Extracted records
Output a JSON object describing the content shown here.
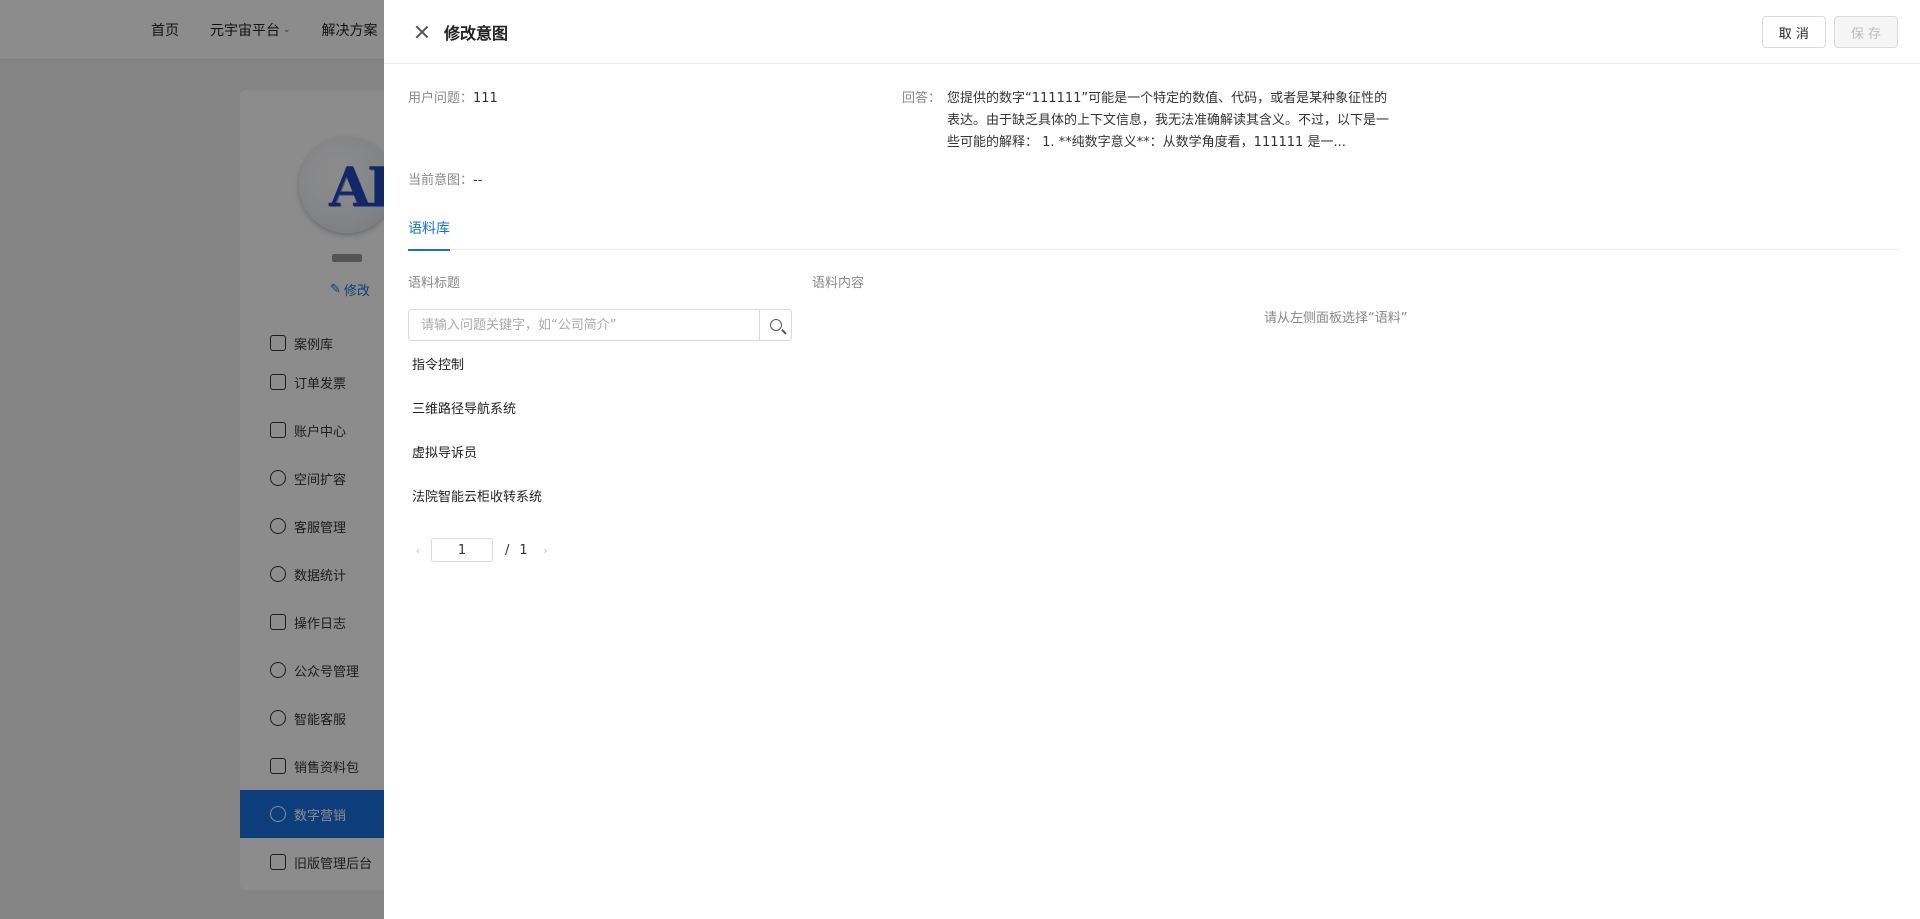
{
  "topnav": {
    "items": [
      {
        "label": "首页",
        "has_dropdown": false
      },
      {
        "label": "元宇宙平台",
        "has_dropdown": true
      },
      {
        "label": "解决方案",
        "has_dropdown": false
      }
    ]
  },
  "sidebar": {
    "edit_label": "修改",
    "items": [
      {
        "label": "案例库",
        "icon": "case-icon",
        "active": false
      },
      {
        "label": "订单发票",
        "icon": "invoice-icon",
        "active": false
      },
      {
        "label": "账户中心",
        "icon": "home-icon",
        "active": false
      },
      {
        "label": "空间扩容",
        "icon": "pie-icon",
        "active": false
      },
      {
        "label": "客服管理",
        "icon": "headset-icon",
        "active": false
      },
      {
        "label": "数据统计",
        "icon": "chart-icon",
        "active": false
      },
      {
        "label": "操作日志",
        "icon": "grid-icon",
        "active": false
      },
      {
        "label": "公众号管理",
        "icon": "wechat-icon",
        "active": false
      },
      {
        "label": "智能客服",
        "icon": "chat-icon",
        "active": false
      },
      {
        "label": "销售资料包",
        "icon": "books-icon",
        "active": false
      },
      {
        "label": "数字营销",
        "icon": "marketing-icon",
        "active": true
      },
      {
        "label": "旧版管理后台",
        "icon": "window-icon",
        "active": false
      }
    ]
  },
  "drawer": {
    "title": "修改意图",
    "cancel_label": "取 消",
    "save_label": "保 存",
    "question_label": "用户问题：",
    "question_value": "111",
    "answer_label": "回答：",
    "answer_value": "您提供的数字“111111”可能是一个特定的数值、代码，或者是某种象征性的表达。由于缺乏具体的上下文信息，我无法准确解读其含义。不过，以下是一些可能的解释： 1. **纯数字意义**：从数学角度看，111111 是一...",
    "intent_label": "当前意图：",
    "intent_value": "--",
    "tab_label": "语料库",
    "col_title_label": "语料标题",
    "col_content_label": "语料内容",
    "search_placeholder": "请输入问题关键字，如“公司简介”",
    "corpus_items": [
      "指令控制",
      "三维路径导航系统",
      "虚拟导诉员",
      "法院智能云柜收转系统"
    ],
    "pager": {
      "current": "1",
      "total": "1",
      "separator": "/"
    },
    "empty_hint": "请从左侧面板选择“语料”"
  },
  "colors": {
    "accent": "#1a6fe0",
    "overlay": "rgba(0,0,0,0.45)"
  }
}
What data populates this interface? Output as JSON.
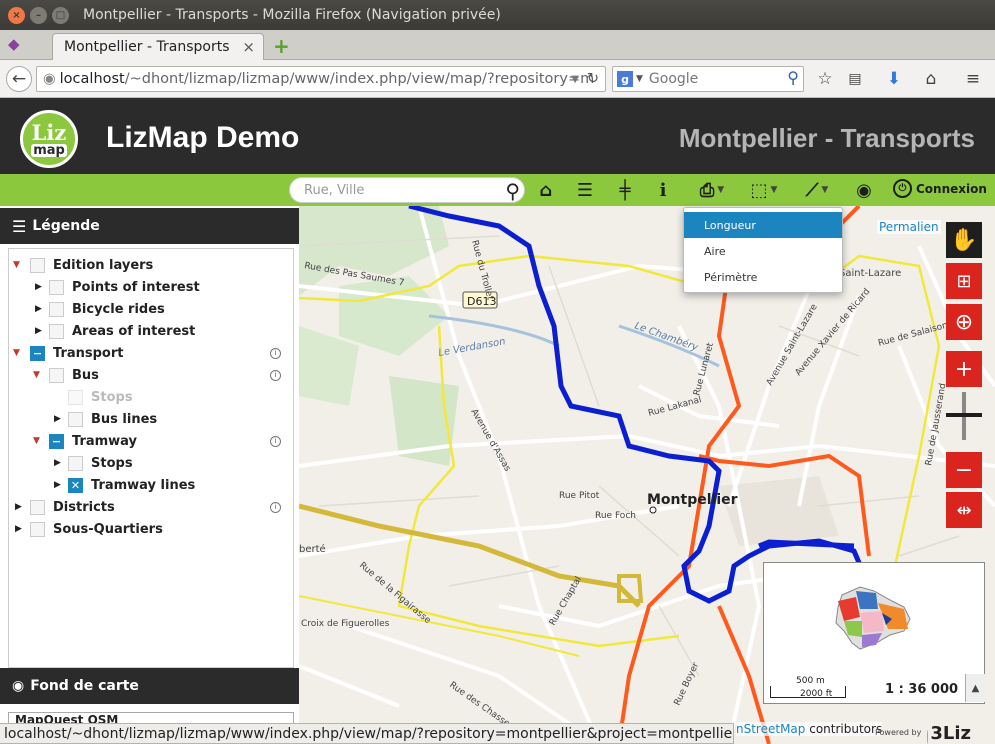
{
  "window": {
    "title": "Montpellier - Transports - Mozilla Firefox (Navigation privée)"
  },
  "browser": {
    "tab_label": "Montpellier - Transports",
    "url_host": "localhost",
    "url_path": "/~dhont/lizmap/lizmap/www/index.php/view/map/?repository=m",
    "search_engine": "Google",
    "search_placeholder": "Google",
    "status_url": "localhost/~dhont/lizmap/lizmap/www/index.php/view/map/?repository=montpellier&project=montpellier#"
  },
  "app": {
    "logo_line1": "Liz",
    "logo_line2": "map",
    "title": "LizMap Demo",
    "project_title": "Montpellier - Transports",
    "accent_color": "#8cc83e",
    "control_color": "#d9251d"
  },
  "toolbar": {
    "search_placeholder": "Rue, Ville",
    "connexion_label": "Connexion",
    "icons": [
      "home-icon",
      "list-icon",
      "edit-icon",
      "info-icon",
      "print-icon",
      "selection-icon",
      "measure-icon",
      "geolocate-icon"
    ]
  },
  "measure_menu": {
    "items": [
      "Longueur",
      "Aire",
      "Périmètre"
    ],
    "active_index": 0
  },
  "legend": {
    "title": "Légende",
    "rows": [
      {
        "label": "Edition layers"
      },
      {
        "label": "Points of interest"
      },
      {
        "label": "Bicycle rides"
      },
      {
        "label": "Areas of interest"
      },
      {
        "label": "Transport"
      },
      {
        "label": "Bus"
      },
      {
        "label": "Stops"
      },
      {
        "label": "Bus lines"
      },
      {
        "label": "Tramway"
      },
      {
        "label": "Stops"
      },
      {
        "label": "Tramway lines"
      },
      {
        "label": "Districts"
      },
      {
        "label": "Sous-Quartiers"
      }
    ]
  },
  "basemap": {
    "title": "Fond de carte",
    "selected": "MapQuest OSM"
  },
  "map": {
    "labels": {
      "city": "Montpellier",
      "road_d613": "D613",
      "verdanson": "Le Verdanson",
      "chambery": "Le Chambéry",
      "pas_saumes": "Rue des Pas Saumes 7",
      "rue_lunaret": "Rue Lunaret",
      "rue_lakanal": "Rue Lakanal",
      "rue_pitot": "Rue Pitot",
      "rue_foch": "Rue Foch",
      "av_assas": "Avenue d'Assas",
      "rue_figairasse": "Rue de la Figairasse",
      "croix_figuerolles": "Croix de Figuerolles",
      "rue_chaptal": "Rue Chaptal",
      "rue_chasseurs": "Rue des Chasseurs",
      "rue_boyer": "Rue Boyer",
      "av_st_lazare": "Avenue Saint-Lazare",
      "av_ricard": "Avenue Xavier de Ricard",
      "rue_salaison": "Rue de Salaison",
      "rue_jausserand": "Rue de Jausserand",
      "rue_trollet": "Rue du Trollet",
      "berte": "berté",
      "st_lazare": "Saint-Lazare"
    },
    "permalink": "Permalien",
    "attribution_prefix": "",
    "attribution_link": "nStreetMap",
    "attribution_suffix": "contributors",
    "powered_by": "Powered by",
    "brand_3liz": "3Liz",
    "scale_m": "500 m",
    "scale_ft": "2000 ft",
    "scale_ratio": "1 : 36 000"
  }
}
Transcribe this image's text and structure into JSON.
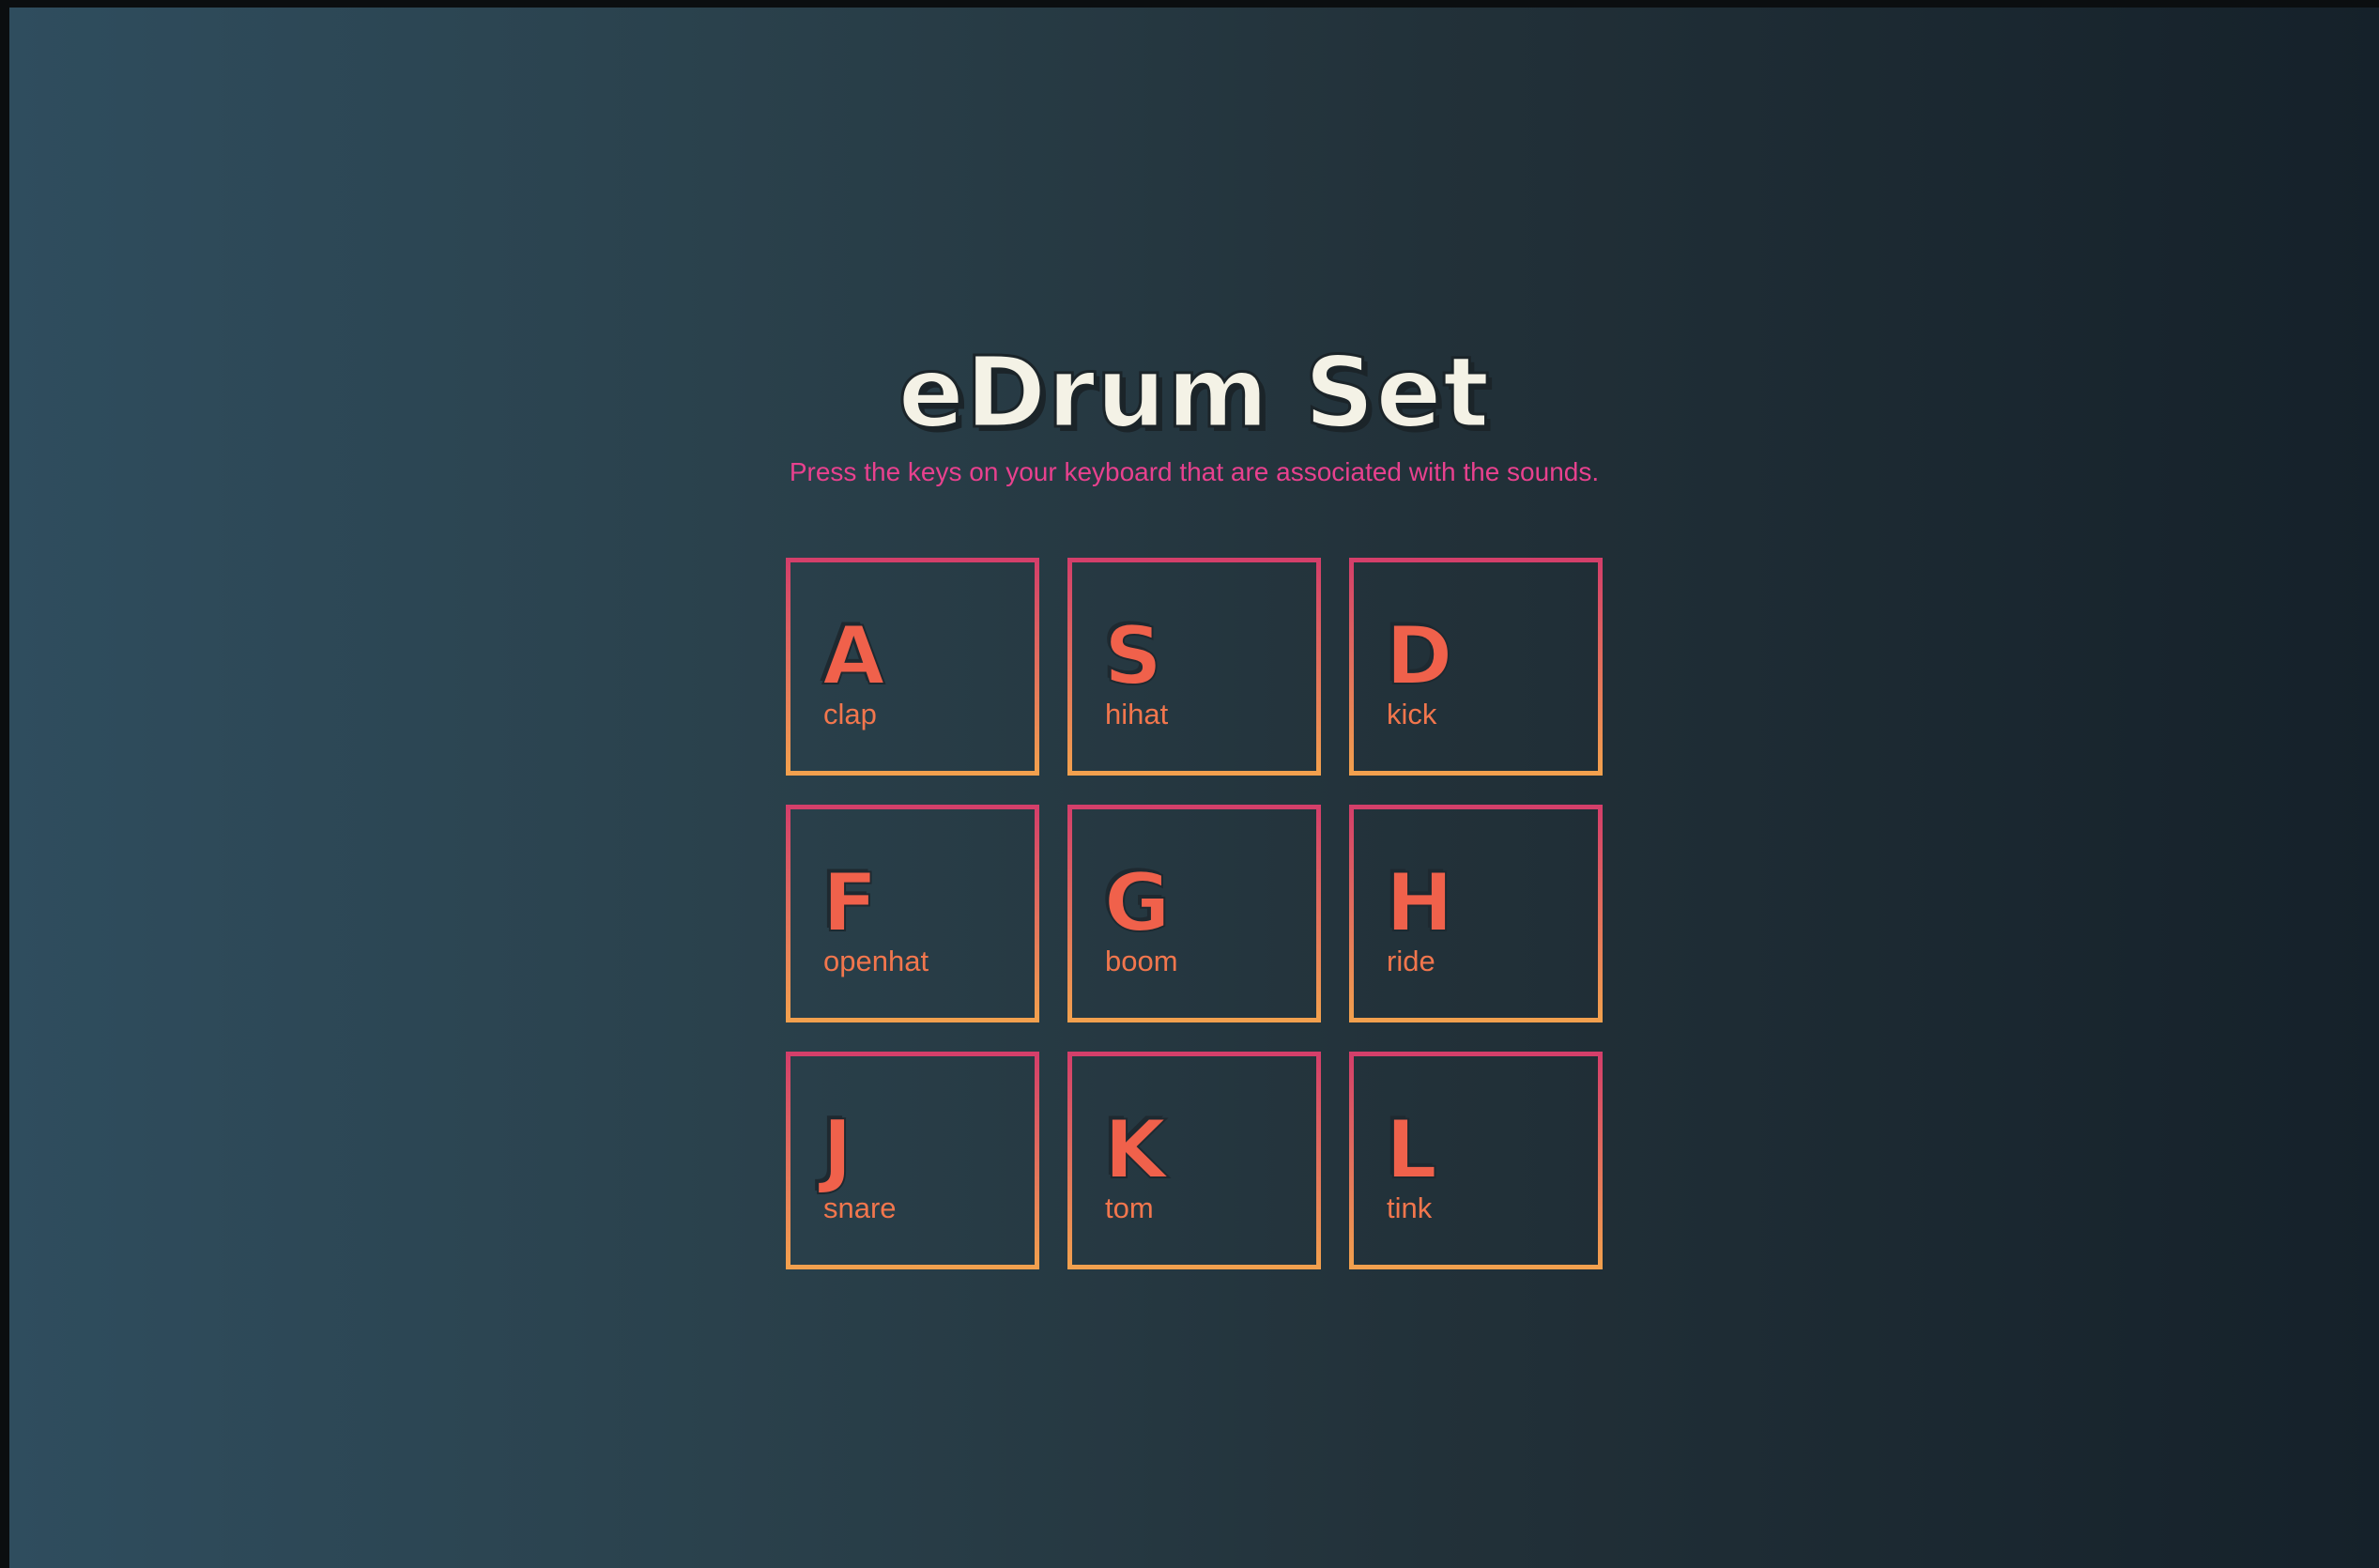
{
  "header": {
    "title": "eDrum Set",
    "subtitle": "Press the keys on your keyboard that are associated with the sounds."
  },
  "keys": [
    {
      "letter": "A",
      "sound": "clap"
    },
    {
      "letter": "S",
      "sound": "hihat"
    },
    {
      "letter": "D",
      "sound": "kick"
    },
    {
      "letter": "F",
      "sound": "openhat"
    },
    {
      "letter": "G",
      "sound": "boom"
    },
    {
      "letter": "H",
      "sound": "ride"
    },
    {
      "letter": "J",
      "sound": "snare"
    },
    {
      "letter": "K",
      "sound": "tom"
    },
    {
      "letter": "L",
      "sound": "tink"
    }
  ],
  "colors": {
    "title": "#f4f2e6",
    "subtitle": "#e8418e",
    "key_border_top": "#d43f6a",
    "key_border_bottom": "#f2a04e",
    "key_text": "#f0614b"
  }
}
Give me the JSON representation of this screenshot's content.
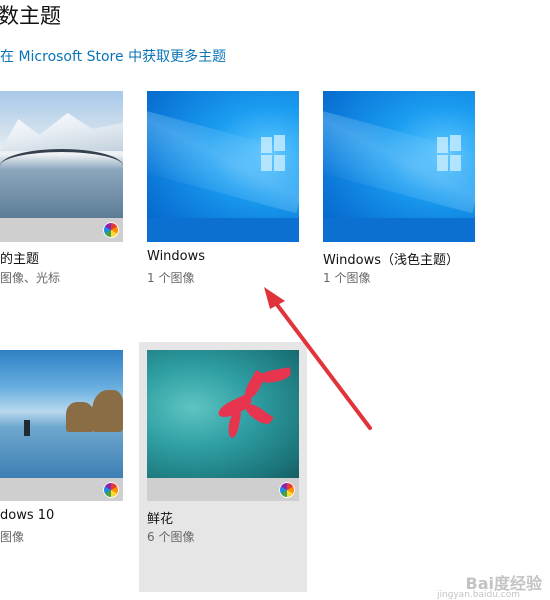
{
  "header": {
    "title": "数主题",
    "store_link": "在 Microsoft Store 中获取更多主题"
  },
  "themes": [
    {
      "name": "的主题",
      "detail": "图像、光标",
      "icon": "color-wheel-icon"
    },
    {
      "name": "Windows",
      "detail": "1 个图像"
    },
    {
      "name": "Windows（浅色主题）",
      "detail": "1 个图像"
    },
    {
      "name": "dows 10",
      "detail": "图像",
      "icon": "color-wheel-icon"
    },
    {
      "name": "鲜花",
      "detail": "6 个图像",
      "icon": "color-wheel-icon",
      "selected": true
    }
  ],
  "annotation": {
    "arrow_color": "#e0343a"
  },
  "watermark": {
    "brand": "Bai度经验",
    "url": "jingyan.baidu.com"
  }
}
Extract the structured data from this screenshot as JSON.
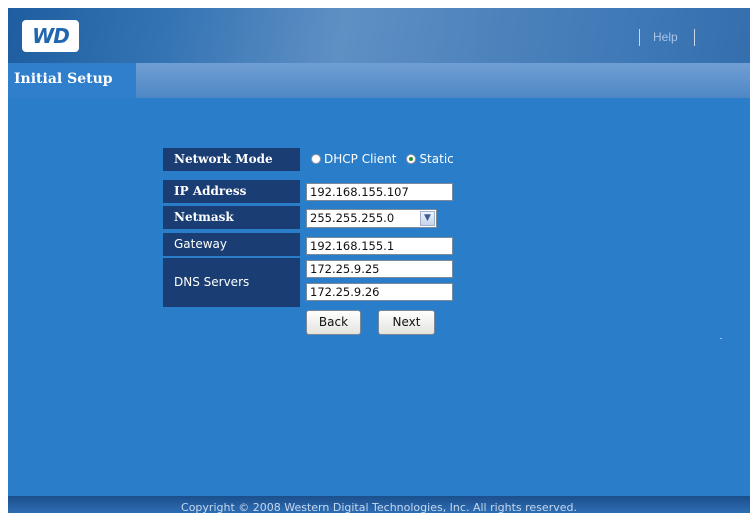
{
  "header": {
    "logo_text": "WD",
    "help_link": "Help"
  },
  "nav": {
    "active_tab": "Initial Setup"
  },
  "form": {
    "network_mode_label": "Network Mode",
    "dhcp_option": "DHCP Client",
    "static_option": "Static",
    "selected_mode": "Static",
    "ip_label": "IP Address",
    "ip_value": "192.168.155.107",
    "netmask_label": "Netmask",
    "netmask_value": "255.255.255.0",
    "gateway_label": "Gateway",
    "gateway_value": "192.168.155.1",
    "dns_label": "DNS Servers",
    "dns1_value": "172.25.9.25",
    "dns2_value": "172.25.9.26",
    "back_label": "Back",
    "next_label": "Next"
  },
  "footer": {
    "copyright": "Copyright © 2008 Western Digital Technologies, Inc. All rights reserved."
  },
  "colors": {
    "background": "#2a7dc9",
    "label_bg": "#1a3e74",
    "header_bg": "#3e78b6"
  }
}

AIM: Omit the pictures and please write out exactly the lines between the one containing "Extract the structured" and the last line of the entries, both included.

CORRECT RESULT:
Extract the structured data from this screenshot as JSON.
{
  "header": {
    "logo_text": "WD",
    "help_link": "Help"
  },
  "nav": {
    "active_tab": "Initial Setup"
  },
  "form": {
    "network_mode_label": "Network Mode",
    "dhcp_option": "DHCP Client",
    "static_option": "Static",
    "selected_mode": "Static",
    "ip_label": "IP Address",
    "ip_value": "192.168.155.107",
    "netmask_label": "Netmask",
    "netmask_value": "255.255.255.0",
    "gateway_label": "Gateway",
    "gateway_value": "192.168.155.1",
    "dns_label": "DNS Servers",
    "dns1_value": "172.25.9.25",
    "dns2_value": "172.25.9.26",
    "back_label": "Back",
    "next_label": "Next"
  },
  "footer": {
    "copyright": "Copyright © 2008 Western Digital Technologies, Inc. All rights reserved."
  },
  "colors": {
    "background": "#2a7dc9",
    "label_bg": "#1a3e74",
    "header_bg": "#3e78b6"
  }
}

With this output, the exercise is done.